INSTRUCTION:
Starting with the line containing "Pick out 16" and going on through the line containing "text: GB [1, 24, 22, 40]", set out the listing below as a Markdown table with the columns Row and Listing line, skipping any blank lines.

INFORMATION SUPPLIED:
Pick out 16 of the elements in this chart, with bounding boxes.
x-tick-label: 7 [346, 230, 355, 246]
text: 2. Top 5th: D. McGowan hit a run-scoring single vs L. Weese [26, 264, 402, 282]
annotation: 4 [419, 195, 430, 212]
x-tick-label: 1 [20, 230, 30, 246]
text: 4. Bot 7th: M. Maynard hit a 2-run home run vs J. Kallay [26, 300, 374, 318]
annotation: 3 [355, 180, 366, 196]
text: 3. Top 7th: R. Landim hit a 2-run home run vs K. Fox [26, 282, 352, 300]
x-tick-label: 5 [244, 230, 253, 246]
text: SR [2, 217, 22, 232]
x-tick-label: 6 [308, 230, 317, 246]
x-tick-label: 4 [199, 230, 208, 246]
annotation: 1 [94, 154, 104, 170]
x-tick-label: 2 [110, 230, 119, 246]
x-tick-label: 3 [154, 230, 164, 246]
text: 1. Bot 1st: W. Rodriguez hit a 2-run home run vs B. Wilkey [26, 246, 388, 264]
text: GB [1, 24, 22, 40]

==

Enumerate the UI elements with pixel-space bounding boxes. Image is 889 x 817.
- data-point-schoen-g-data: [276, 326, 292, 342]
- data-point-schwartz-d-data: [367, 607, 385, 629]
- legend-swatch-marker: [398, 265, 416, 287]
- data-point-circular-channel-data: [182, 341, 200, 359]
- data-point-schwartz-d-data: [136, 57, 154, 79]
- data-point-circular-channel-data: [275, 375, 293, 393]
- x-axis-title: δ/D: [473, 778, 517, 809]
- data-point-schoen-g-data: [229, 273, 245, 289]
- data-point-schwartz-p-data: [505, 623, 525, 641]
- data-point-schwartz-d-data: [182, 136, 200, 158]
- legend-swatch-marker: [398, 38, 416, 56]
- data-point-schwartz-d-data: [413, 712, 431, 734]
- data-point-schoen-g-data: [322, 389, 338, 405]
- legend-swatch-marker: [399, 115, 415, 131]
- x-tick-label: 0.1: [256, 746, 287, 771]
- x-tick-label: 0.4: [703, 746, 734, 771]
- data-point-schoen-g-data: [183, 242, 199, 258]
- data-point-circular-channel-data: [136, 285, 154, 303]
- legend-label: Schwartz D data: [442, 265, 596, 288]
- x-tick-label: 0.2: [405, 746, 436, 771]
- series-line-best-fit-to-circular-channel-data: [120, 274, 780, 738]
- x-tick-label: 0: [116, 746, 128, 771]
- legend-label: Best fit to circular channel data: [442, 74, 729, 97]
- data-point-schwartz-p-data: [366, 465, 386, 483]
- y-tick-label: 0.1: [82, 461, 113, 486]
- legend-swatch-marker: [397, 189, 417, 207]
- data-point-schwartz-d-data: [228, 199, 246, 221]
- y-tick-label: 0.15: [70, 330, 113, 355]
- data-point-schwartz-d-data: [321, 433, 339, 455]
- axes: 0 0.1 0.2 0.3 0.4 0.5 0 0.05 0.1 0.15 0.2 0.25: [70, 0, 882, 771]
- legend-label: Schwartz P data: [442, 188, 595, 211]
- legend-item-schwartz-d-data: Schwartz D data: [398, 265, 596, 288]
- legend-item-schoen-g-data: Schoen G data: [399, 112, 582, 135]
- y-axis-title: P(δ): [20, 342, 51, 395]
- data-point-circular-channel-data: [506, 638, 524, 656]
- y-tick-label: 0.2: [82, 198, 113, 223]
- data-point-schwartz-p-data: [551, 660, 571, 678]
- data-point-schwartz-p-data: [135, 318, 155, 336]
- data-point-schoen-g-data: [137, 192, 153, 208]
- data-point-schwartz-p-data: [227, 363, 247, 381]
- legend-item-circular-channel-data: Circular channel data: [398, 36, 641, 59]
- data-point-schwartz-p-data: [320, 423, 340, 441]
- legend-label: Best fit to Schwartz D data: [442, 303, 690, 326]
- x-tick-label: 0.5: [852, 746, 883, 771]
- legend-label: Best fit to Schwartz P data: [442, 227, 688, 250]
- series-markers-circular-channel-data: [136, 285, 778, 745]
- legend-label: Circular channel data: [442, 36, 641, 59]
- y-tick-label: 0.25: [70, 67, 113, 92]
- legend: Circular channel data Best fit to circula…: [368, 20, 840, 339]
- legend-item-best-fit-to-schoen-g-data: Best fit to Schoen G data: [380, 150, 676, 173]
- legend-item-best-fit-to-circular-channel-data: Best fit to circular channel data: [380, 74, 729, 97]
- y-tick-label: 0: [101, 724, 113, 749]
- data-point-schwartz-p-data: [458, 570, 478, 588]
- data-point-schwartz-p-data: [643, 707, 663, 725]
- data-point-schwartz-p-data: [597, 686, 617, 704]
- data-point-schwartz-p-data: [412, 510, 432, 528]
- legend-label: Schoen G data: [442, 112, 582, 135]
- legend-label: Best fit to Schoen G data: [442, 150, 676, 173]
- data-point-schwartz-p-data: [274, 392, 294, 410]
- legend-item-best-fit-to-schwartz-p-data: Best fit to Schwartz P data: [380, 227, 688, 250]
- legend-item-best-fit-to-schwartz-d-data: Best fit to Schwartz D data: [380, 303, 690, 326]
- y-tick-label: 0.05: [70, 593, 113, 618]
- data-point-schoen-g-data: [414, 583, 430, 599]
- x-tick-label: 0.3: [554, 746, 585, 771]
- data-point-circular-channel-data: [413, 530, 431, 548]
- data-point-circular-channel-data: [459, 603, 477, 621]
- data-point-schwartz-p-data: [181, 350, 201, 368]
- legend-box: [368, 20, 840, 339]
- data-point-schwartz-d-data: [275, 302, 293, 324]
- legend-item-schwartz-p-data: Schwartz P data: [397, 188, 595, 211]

EXERCISE SOLUTION:
| Row | Listing line |
|---|---|
| 1 | Pick out 16 of the elements in this chart, with bounding boxes. |
| 2 | x-tick-label: 7 [346, 230, 355, 246] |
| 3 | text: 2. Top 5th: D. McGowan hit a run-scoring single vs L. Weese [26, 264, 402, 282] |
| 4 | annotation: 4 [419, 195, 430, 212] |
| 5 | x-tick-label: 1 [20, 230, 30, 246] |
| 6 | text: 4. Bot 7th: M. Maynard hit a 2-run home run vs J. Kallay [26, 300, 374, 318] |
| 7 | annotation: 3 [355, 180, 366, 196] |
| 8 | text: 3. Top 7th: R. Landim hit a 2-run home run vs K. Fox [26, 282, 352, 300] |
| 9 | x-tick-label: 5 [244, 230, 253, 246] |
| 10 | text: SR [2, 217, 22, 232] |
| 11 | x-tick-label: 6 [308, 230, 317, 246] |
| 12 | x-tick-label: 4 [199, 230, 208, 246] |
| 13 | annotation: 1 [94, 154, 104, 170] |
| 14 | x-tick-label: 2 [110, 230, 119, 246] |
| 15 | x-tick-label: 3 [154, 230, 164, 246] |
| 16 | text: 1. Bot 1st: W. Rodriguez hit a 2-run home run vs B. Wilkey [26, 246, 388, 264] |
| 17 | text: GB [1, 24, 22, 40] |